─── Entries supplied

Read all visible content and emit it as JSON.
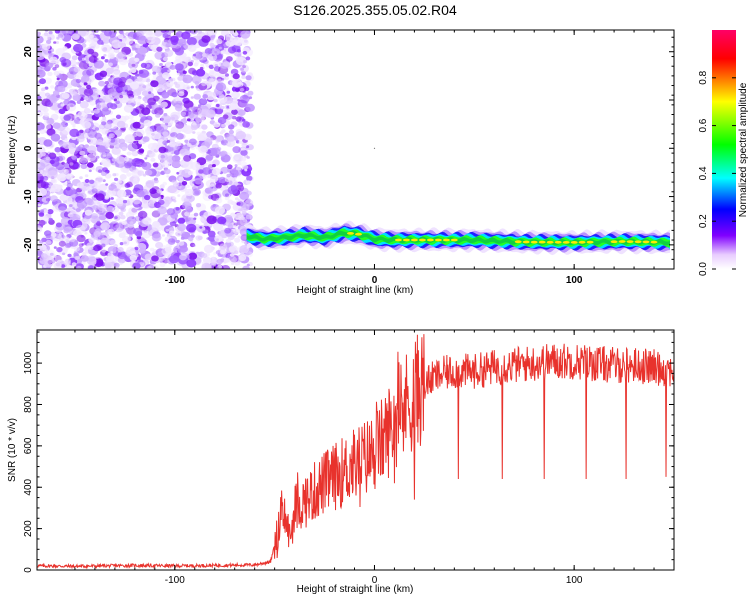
{
  "figure": {
    "title": "S126.2025.355.05.02.R04"
  },
  "chart_data": [
    {
      "type": "heatmap",
      "xlabel": "Height of straight line (km)",
      "ylabel": "Frequency (Hz)",
      "xlim": [
        -169,
        150
      ],
      "ylim": [
        -25,
        24.5
      ],
      "xticks": [
        -100,
        0,
        100
      ],
      "yticks": [
        -20,
        -10,
        0,
        10,
        20
      ],
      "grid": false,
      "noise_region": {
        "x_range": [
          -169,
          -62
        ],
        "y_range": [
          -25,
          24.5
        ]
      },
      "signal_ridge": {
        "x": [
          -64,
          -55,
          -45,
          -35,
          -25,
          -15,
          -8,
          0,
          10,
          30,
          50,
          75,
          100,
          125,
          148
        ],
        "frequency": [
          -18.2,
          -18.8,
          -18.5,
          -18.0,
          -18.5,
          -17.5,
          -17.8,
          -18.8,
          -19.0,
          -19.0,
          -19.0,
          -19.4,
          -19.5,
          -19.3,
          -19.5
        ]
      },
      "colorbar": {
        "label": "Normalized spectral amplitude",
        "range": [
          0,
          1
        ],
        "ticks": [
          "0.0",
          "0.2",
          "0.4",
          "0.6",
          "0.8"
        ],
        "tick_values": [
          0,
          0.2,
          0.4,
          0.6,
          0.8
        ],
        "colors": [
          "#ffffff",
          "#8000ff",
          "#0000ff",
          "#00ffff",
          "#00ff00",
          "#ffff00",
          "#ff0000",
          "#ff0066"
        ]
      }
    },
    {
      "type": "line",
      "xlabel": "Height of straight line (km)",
      "ylabel": "SNR (10 * v/v)",
      "xlim": [
        -169,
        150
      ],
      "ylim": [
        0,
        1160
      ],
      "xticks": [
        -100,
        0,
        100
      ],
      "yticks": [
        0,
        200,
        400,
        600,
        800,
        1000
      ],
      "grid": false,
      "series": [
        {
          "color": "#e8322c",
          "x": [
            -169,
            -150,
            -120,
            -100,
            -80,
            -60,
            -52,
            -48,
            -45,
            -42,
            -40,
            -35,
            -30,
            -25,
            -20,
            -15,
            -10,
            -5,
            0,
            5,
            10,
            15,
            20,
            25,
            30,
            35,
            40,
            50,
            60,
            70,
            80,
            90,
            100,
            110,
            120,
            130,
            140,
            150
          ],
          "y": [
            20,
            18,
            22,
            20,
            22,
            25,
            40,
            200,
            260,
            150,
            300,
            330,
            380,
            420,
            450,
            480,
            510,
            540,
            570,
            640,
            720,
            790,
            850,
            900,
            930,
            950,
            960,
            960,
            980,
            990,
            1000,
            1010,
            1010,
            1000,
            990,
            990,
            980,
            970
          ],
          "dips": [
            {
              "x": 42,
              "y": 440
            },
            {
              "x": 64,
              "y": 440
            },
            {
              "x": 85,
              "y": 440
            },
            {
              "x": 106,
              "y": 440
            },
            {
              "x": 126,
              "y": 440
            },
            {
              "x": 146,
              "y": 450
            },
            {
              "x": 20,
              "y": 340
            }
          ]
        }
      ]
    }
  ]
}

──────

Give the count of lines that hold the word "ylabel", with nothing added.

◆ Task answer:
2